### Exercise goal:
Repeat every record exactly, but keep images out of the copy.

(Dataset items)
---------------
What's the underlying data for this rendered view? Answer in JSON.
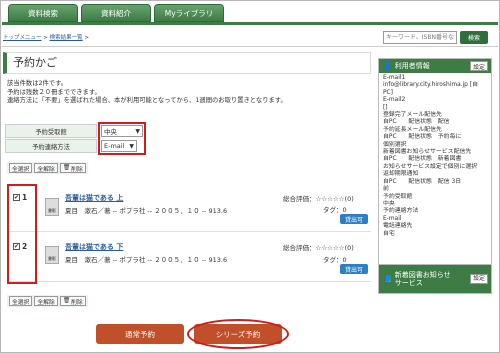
{
  "tabs": [
    "資料検索",
    "資料紹介",
    "Myライブラリ"
  ],
  "breadcrumb": {
    "home": "トップメニュー",
    "sep1": " > ",
    "link": "検索結果一覧",
    "sep2": " >"
  },
  "search": {
    "placeholder": "キーワード、ISBN番号な",
    "button": "検索"
  },
  "page_title": "予約かご",
  "info": [
    "該当件数は2件です。",
    "予約は残数２０冊までできます。",
    "連絡方法に「不要」を選ばれた場合、本が利用可能となってから、1週間のお取り置きとなります。"
  ],
  "options": {
    "pickup_label": "予約受取館",
    "pickup_value": "中央",
    "contact_label": "予約連絡方法",
    "contact_value": "E-mail"
  },
  "buttons": {
    "select_all": "全選択",
    "deselect_all": "全解除",
    "delete": "削除"
  },
  "items": [
    {
      "checked": "✔",
      "num": "1",
      "title": "吾輩は猫である 上",
      "meta": "夏目　漱石／著 -- ポプラ社 -- ２００５．１０ -- 913.6",
      "rating": "総合評価：☆☆☆☆☆(0)",
      "tag": "タグ：0",
      "lend": "貸出可",
      "book_label": "書影"
    },
    {
      "checked": "✔",
      "num": "2",
      "title": "吾輩は猫である 下",
      "meta": "夏目　漱石／著 -- ポプラ社 -- ２００５．１０ -- 913.6",
      "rating": "総合評価：☆☆☆☆☆(0)",
      "tag": "タグ：0",
      "lend": "貸出可",
      "book_label": "書影"
    }
  ],
  "actions": {
    "normal": "通常予約",
    "series": "シリーズ予約"
  },
  "sidebar": {
    "user_title": "利用者情報",
    "settings": "設定",
    "user_lines": [
      "E-mail1",
      "info@library.city.hiroshima.jp [自",
      "PC]",
      "E-mail2",
      "[]",
      "登録完了メール配信先",
      "自PC　　配信状態　配信",
      "予約延長メール配信先",
      "自PC　　配信状態　予約毎に",
      "個別選択",
      "新着図書お知らせサービス配信先",
      "自PC　　配信状態　新着図書",
      "お知らせサービス設定で個別に選択",
      "返却期限通知",
      "自PC　　配信状態　配信 3日",
      "前",
      "予約受取館",
      "中央",
      "予約連絡方法",
      "E-mail",
      "電話連絡先",
      "自宅"
    ],
    "newbook_title": "新着図書お知らせサービス",
    "newbook_settings": "設定"
  },
  "colors": {
    "accent": "#3e7c46",
    "highlight": "#d21c1c",
    "normal_btn": "#c0502a",
    "series_btn": "#c0502a"
  }
}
---------------
### Response below:
What's the underlying data for this rendered view? Answer in JSON.
{
  "tabs": [
    "資料検索",
    "資料紹介",
    "Myライブラリ"
  ],
  "breadcrumb": {
    "home": "トップメニュー",
    "sep1": " > ",
    "link": "検索結果一覧",
    "sep2": " >"
  },
  "search": {
    "placeholder": "キーワード、ISBN番号な",
    "button": "検索"
  },
  "page_title": "予約かご",
  "info": [
    "該当件数は2件です。",
    "予約は残数２０冊までできます。",
    "連絡方法に「不要」を選ばれた場合、本が利用可能となってから、1週間のお取り置きとなります。"
  ],
  "options": {
    "pickup_label": "予約受取館",
    "pickup_value": "中央",
    "contact_label": "予約連絡方法",
    "contact_value": "E-mail"
  },
  "buttons": {
    "select_all": "全選択",
    "deselect_all": "全解除",
    "delete": "削除"
  },
  "items": [
    {
      "checked": "✔",
      "num": "1",
      "title": "吾輩は猫である 上",
      "meta": "夏目　漱石／著 -- ポプラ社 -- ２００５．１０ -- 913.6",
      "rating": "総合評価：☆☆☆☆☆(0)",
      "tag": "タグ：0",
      "lend": "貸出可",
      "book_label": "書影"
    },
    {
      "checked": "✔",
      "num": "2",
      "title": "吾輩は猫である 下",
      "meta": "夏目　漱石／著 -- ポプラ社 -- ２００５．１０ -- 913.6",
      "rating": "総合評価：☆☆☆☆☆(0)",
      "tag": "タグ：0",
      "lend": "貸出可",
      "book_label": "書影"
    }
  ],
  "actions": {
    "normal": "通常予約",
    "series": "シリーズ予約"
  },
  "sidebar": {
    "user_title": "利用者情報",
    "settings": "設定",
    "user_lines": [
      "E-mail1",
      "info@library.city.hiroshima.jp [自",
      "PC]",
      "E-mail2",
      "[]",
      "登録完了メール配信先",
      "自PC　　配信状態　配信",
      "予約延長メール配信先",
      "自PC　　配信状態　予約毎に",
      "個別選択",
      "新着図書お知らせサービス配信先",
      "自PC　　配信状態　新着図書",
      "お知らせサービス設定で個別に選択",
      "返却期限通知",
      "自PC　　配信状態　配信 3日",
      "前",
      "予約受取館",
      "中央",
      "予約連絡方法",
      "E-mail",
      "電話連絡先",
      "自宅"
    ],
    "newbook_title": "新着図書お知らせサービス",
    "newbook_settings": "設定"
  },
  "colors": {
    "accent": "#3e7c46",
    "highlight": "#d21c1c",
    "normal_btn": "#c0502a",
    "series_btn": "#c0502a"
  }
}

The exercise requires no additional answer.